§ **Stated task**:
Please find all lines in the data that hold the string "height" and copy them.
■ ■ ■
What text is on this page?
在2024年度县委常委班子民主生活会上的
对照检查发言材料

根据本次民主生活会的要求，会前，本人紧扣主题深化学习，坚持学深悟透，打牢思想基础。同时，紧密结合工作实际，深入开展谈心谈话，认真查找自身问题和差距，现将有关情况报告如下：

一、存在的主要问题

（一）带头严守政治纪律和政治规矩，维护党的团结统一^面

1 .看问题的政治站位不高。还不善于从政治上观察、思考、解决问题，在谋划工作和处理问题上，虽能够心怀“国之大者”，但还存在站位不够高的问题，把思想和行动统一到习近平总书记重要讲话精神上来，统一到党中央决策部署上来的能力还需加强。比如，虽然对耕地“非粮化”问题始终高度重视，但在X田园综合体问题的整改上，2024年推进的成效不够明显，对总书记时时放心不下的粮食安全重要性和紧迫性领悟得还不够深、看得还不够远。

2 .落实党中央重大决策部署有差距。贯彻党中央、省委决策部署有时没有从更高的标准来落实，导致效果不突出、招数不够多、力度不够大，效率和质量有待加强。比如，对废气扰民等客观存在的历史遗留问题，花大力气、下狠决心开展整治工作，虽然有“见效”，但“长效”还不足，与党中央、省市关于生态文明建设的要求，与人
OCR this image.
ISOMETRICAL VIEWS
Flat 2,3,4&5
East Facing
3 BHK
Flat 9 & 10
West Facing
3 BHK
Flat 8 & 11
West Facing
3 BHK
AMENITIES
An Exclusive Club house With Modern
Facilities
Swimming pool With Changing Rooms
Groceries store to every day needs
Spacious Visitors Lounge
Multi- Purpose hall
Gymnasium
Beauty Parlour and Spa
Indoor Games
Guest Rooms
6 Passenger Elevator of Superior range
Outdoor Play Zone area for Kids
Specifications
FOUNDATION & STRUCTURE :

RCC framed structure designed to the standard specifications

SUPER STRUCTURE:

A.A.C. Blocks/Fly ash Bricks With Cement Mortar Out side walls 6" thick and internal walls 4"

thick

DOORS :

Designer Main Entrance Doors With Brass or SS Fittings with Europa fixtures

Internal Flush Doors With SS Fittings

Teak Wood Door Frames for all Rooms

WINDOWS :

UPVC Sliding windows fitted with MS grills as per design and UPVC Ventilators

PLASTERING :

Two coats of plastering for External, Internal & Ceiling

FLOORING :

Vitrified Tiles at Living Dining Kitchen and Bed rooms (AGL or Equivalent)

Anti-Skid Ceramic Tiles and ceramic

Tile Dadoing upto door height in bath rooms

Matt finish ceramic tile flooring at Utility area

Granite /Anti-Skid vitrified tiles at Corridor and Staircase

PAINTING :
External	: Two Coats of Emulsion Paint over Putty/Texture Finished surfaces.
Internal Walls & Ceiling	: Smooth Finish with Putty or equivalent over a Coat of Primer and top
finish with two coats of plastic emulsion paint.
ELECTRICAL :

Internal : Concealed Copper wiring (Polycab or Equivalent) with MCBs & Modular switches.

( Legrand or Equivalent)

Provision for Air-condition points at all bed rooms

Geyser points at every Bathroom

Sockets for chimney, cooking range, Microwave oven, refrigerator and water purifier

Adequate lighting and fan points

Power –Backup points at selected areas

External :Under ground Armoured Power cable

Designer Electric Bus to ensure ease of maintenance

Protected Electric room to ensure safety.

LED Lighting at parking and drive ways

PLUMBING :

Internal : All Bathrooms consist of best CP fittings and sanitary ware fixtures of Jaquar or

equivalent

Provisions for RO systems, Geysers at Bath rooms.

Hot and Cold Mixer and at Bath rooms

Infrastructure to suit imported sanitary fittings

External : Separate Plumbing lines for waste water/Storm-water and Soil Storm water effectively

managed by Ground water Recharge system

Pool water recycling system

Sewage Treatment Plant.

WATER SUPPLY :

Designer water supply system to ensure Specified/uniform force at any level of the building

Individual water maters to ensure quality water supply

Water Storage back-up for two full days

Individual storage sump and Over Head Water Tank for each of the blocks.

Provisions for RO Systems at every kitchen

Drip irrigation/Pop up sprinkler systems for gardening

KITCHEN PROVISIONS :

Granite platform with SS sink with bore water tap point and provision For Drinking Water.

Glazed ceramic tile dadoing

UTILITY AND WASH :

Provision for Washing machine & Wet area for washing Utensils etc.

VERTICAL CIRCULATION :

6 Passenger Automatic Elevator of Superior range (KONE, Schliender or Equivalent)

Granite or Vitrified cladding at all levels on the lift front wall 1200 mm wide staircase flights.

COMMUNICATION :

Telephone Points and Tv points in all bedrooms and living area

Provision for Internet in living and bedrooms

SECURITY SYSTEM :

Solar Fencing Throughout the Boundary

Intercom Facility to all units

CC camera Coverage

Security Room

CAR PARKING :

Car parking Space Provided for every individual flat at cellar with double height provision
■ ■ ■
§ **Written response**:
Tile Dadoing upto door height in bath rooms
Car parking Space Provided for every individual flat at cellar with double height provision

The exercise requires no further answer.